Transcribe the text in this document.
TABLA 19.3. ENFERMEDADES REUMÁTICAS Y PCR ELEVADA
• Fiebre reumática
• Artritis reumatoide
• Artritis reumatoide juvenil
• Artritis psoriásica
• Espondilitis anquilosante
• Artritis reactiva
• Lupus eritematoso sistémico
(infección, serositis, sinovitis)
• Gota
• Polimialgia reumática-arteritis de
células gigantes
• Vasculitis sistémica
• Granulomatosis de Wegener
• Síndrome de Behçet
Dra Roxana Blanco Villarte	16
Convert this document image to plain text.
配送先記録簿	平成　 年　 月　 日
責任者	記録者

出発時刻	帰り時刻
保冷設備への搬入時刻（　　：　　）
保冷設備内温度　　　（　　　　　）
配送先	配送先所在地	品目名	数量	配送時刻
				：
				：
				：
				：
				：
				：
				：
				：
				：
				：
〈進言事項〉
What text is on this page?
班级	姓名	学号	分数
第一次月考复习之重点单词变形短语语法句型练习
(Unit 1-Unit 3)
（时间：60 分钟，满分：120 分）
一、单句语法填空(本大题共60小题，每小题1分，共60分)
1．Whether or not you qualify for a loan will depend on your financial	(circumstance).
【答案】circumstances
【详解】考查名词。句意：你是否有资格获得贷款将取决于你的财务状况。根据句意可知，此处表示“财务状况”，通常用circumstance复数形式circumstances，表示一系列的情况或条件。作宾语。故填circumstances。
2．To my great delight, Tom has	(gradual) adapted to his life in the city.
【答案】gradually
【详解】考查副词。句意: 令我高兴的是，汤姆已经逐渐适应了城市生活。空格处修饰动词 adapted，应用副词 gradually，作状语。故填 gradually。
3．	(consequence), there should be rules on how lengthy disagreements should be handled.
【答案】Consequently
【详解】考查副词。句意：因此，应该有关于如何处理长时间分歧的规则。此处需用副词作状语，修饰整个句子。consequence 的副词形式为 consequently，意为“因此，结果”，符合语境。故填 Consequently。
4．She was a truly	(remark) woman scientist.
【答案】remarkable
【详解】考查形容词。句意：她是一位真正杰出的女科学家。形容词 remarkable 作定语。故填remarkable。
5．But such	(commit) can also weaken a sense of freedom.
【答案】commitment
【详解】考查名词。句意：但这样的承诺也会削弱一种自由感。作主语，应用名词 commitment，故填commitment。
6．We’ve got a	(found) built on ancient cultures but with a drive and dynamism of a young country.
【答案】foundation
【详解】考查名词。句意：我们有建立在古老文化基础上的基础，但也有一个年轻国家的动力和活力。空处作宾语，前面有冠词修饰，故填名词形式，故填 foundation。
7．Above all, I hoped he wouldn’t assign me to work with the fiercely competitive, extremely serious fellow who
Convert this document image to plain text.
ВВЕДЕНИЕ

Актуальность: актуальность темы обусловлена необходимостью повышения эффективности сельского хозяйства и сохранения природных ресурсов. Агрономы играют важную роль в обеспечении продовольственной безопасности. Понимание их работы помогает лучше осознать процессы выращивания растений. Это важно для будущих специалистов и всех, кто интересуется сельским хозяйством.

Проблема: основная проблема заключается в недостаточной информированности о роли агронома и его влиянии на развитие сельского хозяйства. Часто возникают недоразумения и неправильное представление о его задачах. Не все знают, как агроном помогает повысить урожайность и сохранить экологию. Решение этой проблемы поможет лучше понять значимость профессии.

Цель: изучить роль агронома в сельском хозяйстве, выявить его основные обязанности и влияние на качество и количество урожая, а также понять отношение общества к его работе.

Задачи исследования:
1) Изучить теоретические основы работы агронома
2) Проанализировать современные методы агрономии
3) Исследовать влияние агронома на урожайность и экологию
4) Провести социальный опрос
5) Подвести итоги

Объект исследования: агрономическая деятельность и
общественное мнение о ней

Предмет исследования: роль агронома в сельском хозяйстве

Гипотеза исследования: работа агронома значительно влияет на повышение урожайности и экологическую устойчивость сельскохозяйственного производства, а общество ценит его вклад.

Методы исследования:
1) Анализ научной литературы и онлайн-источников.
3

::::::::

**Objective**
Repeat the material above in full, keeping every word.

**Task solution**
Transcribe the text in this document.
TABLA 19.3. ENFERMEDADES REUMÁTICAS Y PCR ELEVADA
• Fiebre reumática
• Artritis reumatoide
• Artritis reumatoide juvenil
• Artritis psoriásica
• Espondilitis anquilosante
• Artritis reactiva
• Lupus eritematoso sistémico
(infección, serositis, sinovitis)
• Gota
• Polimialgia reumática-arteritis de
células gigantes
• Vasculitis sistémica
• Granulomatosis de Wegener
• Síndrome de Behçet
Dra Roxana Blanco Villarte	16
Convert this document image to plain text.
配送先記録簿	平成　 年　 月　 日
責任者	記録者

出発時刻	帰り時刻
保冷設備への搬入時刻（　　：　　）
保冷設備内温度　　　（　　　　　）
配送先	配送先所在地	品目名	数量	配送時刻
				：
				：
				：
				：
				：
				：
				：
				：
				：
				：
〈進言事項〉
What text is on this page?
班级	姓名	学号	分数
第一次月考复习之重点单词变形短语语法句型练习
(Unit 1-Unit 3)
（时间：60 分钟，满分：120 分）
一、单句语法填空(本大题共60小题，每小题1分，共60分)
1．Whether or not you qualify for a loan will depend on your financial	(circumstance).
【答案】circumstances
【详解】考查名词。句意：你是否有资格获得贷款将取决于你的财务状况。根据句意可知，此处表示“财务状况”，通常用circumstance复数形式circumstances，表示一系列的情况或条件。作宾语。故填circumstances。
2．To my great delight, Tom has	(gradual) adapted to his life in the city.
【答案】gradually
【详解】考查副词。句意: 令我高兴的是，汤姆已经逐渐适应了城市生活。空格处修饰动词 adapted，应用副词 gradually，作状语。故填 gradually。
3．	(consequence), there should be rules on how lengthy disagreements should be handled.
【答案】Consequently
【详解】考查副词。句意：因此，应该有关于如何处理长时间分歧的规则。此处需用副词作状语，修饰整个句子。consequence 的副词形式为 consequently，意为“因此，结果”，符合语境。故填 Consequently。
4．She was a truly	(remark) woman scientist.
【答案】remarkable
【详解】考查形容词。句意：她是一位真正杰出的女科学家。形容词 remarkable 作定语。故填remarkable。
5．But such	(commit) can also weaken a sense of freedom.
【答案】commitment
【详解】考查名词。句意：但这样的承诺也会削弱一种自由感。作主语，应用名词 commitment，故填commitment。
6．We’ve got a	(found) built on ancient cultures but with a drive and dynamism of a young country.
【答案】foundation
【详解】考查名词。句意：我们有建立在古老文化基础上的基础，但也有一个年轻国家的动力和活力。空处作宾语，前面有冠词修饰，故填名词形式，故填 foundation。
7．Above all, I hoped he wouldn’t assign me to work with the fiercely competitive, extremely serious fellow who
Convert this document image to plain text.
ВВЕДЕНИЕ

Актуальность: актуальность темы обусловлена необходимостью повышения эффективности сельского хозяйства и сохранения природных ресурсов. Агрономы играют важную роль в обеспечении продовольственной безопасности. Понимание их работы помогает лучше осознать процессы выращивания растений. Это важно для будущих специалистов и всех, кто интересуется сельским хозяйством.

Проблема: основная проблема заключается в недостаточной информированности о роли агронома и его влиянии на развитие сельского хозяйства. Часто возникают недоразумения и неправильное представление о его задачах. Не все знают, как агроном помогает повысить урожайность и сохранить экологию. Решение этой проблемы поможет лучше понять значимость профессии.

Цель: изучить роль агронома в сельском хозяйстве, выявить его основные обязанности и влияние на качество и количество урожая, а также понять отношение общества к его работе.

Задачи исследования:
1) Изучить теоретические основы работы агронома
2) Проанализировать современные методы агрономии
3) Исследовать влияние агронома на урожайность и экологию
4) Провести социальный опрос
5) Подвести итоги

Объект исследования: агрономическая деятельность и
общественное мнение о ней

Предмет исследования: роль агронома в сельском хозяйстве

Гипотеза исследования: работа агронома значительно влияет на повышение урожайности и экологическую устойчивость сельскохозяйственного производства, а общество ценит его вклад.

Методы исследования:
1) Анализ научной литературы и онлайн-источников.
3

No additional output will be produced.